Copy each record exactly as it reads, leaving out any pictures it holds.

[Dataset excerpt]
***
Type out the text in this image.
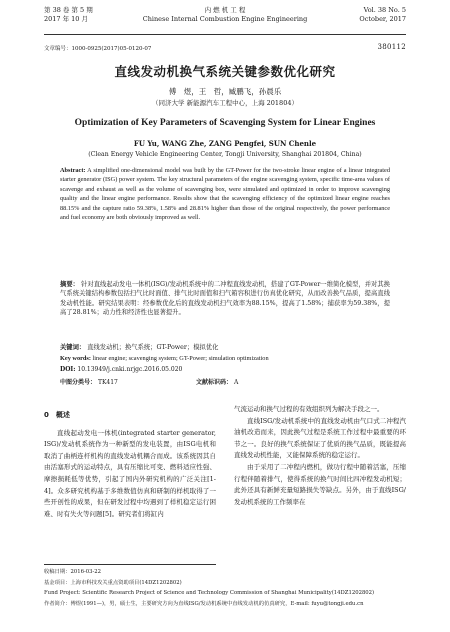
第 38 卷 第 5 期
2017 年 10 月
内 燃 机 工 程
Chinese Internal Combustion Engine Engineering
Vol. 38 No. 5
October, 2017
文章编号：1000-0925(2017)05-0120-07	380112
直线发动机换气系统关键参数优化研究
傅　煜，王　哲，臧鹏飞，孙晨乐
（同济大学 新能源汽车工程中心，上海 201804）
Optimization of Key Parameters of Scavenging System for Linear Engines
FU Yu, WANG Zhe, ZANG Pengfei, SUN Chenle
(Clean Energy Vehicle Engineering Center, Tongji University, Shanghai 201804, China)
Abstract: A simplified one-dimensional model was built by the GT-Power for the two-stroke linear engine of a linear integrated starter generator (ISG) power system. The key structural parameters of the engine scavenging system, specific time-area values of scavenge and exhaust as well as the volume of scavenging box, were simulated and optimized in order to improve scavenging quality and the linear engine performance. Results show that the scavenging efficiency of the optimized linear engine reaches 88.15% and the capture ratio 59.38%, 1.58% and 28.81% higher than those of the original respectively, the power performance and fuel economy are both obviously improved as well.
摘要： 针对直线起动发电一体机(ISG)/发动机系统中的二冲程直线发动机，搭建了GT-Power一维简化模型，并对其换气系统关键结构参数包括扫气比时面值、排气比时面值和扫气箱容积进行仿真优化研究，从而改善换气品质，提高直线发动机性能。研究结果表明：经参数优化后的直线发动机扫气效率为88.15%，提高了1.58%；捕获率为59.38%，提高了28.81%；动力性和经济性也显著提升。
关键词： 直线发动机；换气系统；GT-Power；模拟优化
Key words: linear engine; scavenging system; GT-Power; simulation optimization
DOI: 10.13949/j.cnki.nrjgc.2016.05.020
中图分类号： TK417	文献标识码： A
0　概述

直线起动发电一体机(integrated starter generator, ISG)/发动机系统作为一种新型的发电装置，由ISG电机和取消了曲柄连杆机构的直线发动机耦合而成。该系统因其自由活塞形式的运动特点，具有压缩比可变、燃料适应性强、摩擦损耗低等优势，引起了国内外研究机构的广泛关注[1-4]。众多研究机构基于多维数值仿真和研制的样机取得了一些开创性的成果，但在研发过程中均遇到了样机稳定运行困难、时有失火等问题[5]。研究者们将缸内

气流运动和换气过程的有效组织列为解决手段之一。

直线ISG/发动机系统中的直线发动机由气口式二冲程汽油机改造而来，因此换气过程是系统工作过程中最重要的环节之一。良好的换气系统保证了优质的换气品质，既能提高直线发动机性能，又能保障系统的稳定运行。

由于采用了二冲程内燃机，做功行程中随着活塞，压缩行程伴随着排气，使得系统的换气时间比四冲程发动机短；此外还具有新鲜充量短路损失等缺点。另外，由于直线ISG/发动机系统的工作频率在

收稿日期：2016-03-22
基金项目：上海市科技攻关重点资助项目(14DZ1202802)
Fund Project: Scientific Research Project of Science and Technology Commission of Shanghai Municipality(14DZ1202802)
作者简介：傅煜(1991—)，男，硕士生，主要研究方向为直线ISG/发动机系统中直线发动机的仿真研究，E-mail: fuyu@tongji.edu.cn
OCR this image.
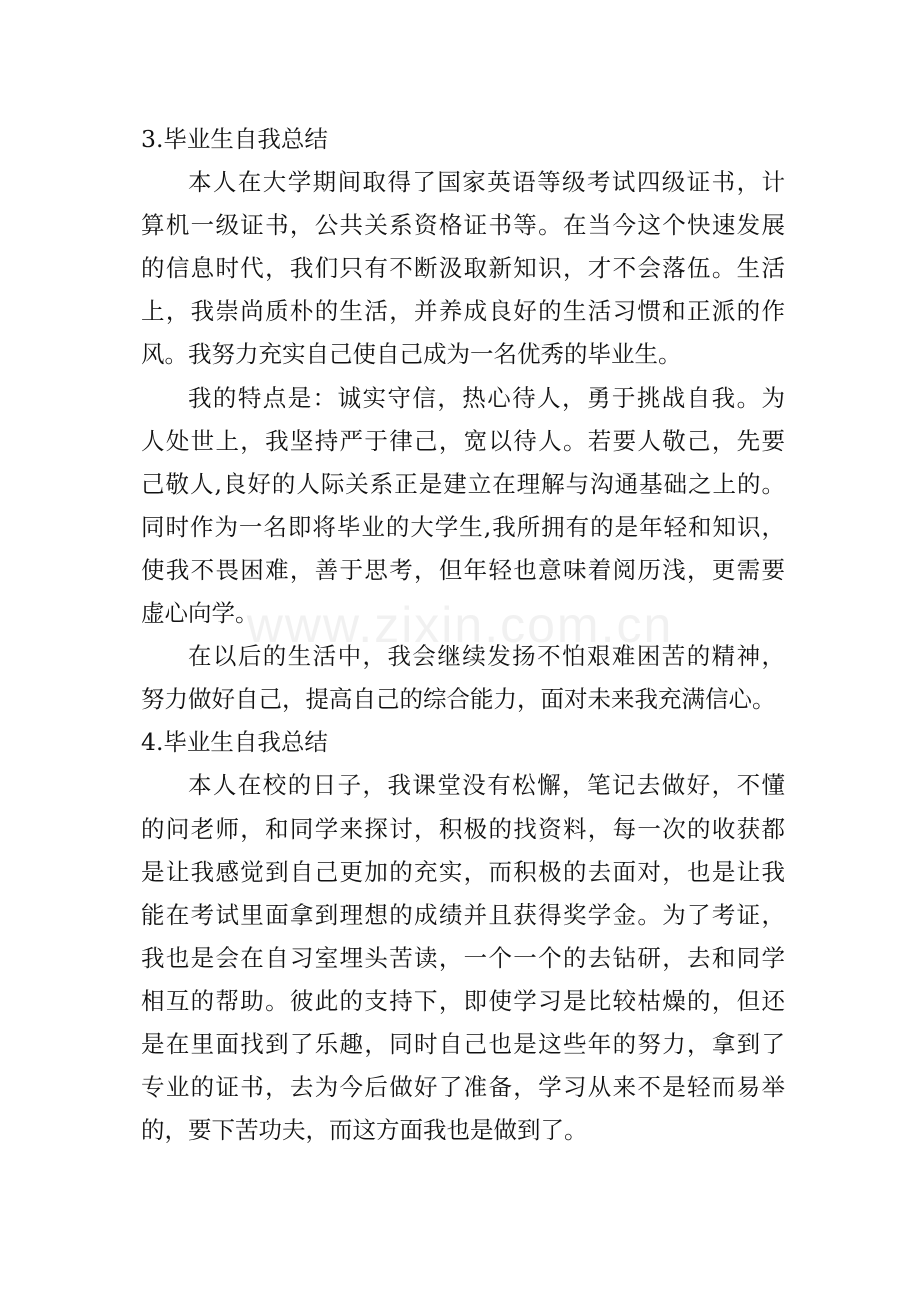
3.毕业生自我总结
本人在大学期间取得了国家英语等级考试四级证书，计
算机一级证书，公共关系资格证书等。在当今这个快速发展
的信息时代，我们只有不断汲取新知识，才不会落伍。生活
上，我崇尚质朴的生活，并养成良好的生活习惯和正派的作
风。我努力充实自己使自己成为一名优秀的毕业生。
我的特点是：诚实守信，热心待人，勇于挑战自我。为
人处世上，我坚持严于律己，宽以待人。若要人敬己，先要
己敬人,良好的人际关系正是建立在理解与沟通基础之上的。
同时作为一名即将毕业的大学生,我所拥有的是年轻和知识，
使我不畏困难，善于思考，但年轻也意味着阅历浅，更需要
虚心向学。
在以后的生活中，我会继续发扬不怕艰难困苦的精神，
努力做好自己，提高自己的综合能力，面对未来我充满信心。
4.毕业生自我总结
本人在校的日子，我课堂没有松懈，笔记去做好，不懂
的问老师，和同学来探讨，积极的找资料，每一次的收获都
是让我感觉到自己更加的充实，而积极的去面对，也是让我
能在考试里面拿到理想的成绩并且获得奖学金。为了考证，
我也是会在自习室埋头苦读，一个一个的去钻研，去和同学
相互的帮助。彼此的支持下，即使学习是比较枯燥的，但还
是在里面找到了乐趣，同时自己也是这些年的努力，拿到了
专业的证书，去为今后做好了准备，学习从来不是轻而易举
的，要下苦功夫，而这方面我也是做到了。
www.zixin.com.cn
***
TASK SOLUTION —
Type out the text in this image.
第 38 卷 第 5 期
2017 年 10 月
内 燃 机 工 程
Chinese Internal Combustion Engine Engineering
Vol. 38 No. 5
October, 2017
文章编号：1000-0925(2017)05-0120-07	380112
直线发动机换气系统关键参数优化研究
傅　煜，王　哲，臧鹏飞，孙晨乐
（同济大学 新能源汽车工程中心，上海 201804）
Optimization of Key Parameters of Scavenging System for Linear Engines
FU Yu, WANG Zhe, ZANG Pengfei, SUN Chenle
(Clean Energy Vehicle Engineering Center, Tongji University, Shanghai 201804, China)
Abstract: A simplified one-dimensional model was built by the GT-Power for the two-stroke linear engine of a linear integrated starter generator (ISG) power system. The key structural parameters of the engine scavenging system, specific time-area values of scavenge and exhaust as well as the volume of scavenging box, were simulated and optimized in order to improve scavenging quality and the linear engine performance. Results show that the scavenging efficiency of the optimized linear engine reaches 88.15% and the capture ratio 59.38%, 1.58% and 28.81% higher than those of the original respectively, the power performance and fuel economy are both obviously improved as well.
摘要： 针对直线起动发电一体机(ISG)/发动机系统中的二冲程直线发动机，搭建了GT-Power一维简化模型，并对其换气系统关键结构参数包括扫气比时面值、排气比时面值和扫气箱容积进行仿真优化研究，从而改善换气品质，提高直线发动机性能。研究结果表明：经参数优化后的直线发动机扫气效率为88.15%，提高了1.58%；捕获率为59.38%，提高了28.81%；动力性和经济性也显著提升。
关键词： 直线发动机；换气系统；GT-Power；模拟优化
Key words: linear engine; scavenging system; GT-Power; simulation optimization
DOI: 10.13949/j.cnki.nrjgc.2016.05.020
中图分类号： TK417	文献标识码： A
0　概述

直线起动发电一体机(integrated starter generator, ISG)/发动机系统作为一种新型的发电装置，由ISG电机和取消了曲柄连杆机构的直线发动机耦合而成。该系统因其自由活塞形式的运动特点，具有压缩比可变、燃料适应性强、摩擦损耗低等优势，引起了国内外研究机构的广泛关注[1-4]。众多研究机构基于多维数值仿真和研制的样机取得了一些开创性的成果，但在研发过程中均遇到了样机稳定运行困难、时有失火等问题[5]。研究者们将缸内

气流运动和换气过程的有效组织列为解决手段之一。

直线ISG/发动机系统中的直线发动机由气口式二冲程汽油机改造而来，因此换气过程是系统工作过程中最重要的环节之一。良好的换气系统保证了优质的换气品质，既能提高直线发动机性能，又能保障系统的稳定运行。

由于采用了二冲程内燃机，做功行程中随着活塞，压缩行程伴随着排气，使得系统的换气时间比四冲程发动机短；此外还具有新鲜充量短路损失等缺点。另外，由于直线ISG/发动机系统的工作频率在

收稿日期：2016-03-22
基金项目：上海市科技攻关重点资助项目(14DZ1202802)
Fund Project: Scientific Research Project of Science and Technology Commission of Shanghai Municipality(14DZ1202802)
作者简介：傅煜(1991—)，男，硕士生，主要研究方向为直线ISG/发动机系统中直线发动机的仿真研究，E-mail: fuyu@tongji.edu.cn
OCR this image.
3.毕业生自我总结
本人在大学期间取得了国家英语等级考试四级证书，计
算机一级证书，公共关系资格证书等。在当今这个快速发展
的信息时代，我们只有不断汲取新知识，才不会落伍。生活
上，我崇尚质朴的生活，并养成良好的生活习惯和正派的作
风。我努力充实自己使自己成为一名优秀的毕业生。
我的特点是：诚实守信，热心待人，勇于挑战自我。为
人处世上，我坚持严于律己，宽以待人。若要人敬己，先要
己敬人,良好的人际关系正是建立在理解与沟通基础之上的。
同时作为一名即将毕业的大学生,我所拥有的是年轻和知识，
使我不畏困难，善于思考，但年轻也意味着阅历浅，更需要
虚心向学。
在以后的生活中，我会继续发扬不怕艰难困苦的精神，
努力做好自己，提高自己的综合能力，面对未来我充满信心。
4.毕业生自我总结
本人在校的日子，我课堂没有松懈，笔记去做好，不懂
的问老师，和同学来探讨，积极的找资料，每一次的收获都
是让我感觉到自己更加的充实，而积极的去面对，也是让我
能在考试里面拿到理想的成绩并且获得奖学金。为了考证，
我也是会在自习室埋头苦读，一个一个的去钻研，去和同学
相互的帮助。彼此的支持下，即使学习是比较枯燥的，但还
是在里面找到了乐趣，同时自己也是这些年的努力，拿到了
专业的证书，去为今后做好了准备，学习从来不是轻而易举
的，要下苦功夫，而这方面我也是做到了。
www.zixin.com.cn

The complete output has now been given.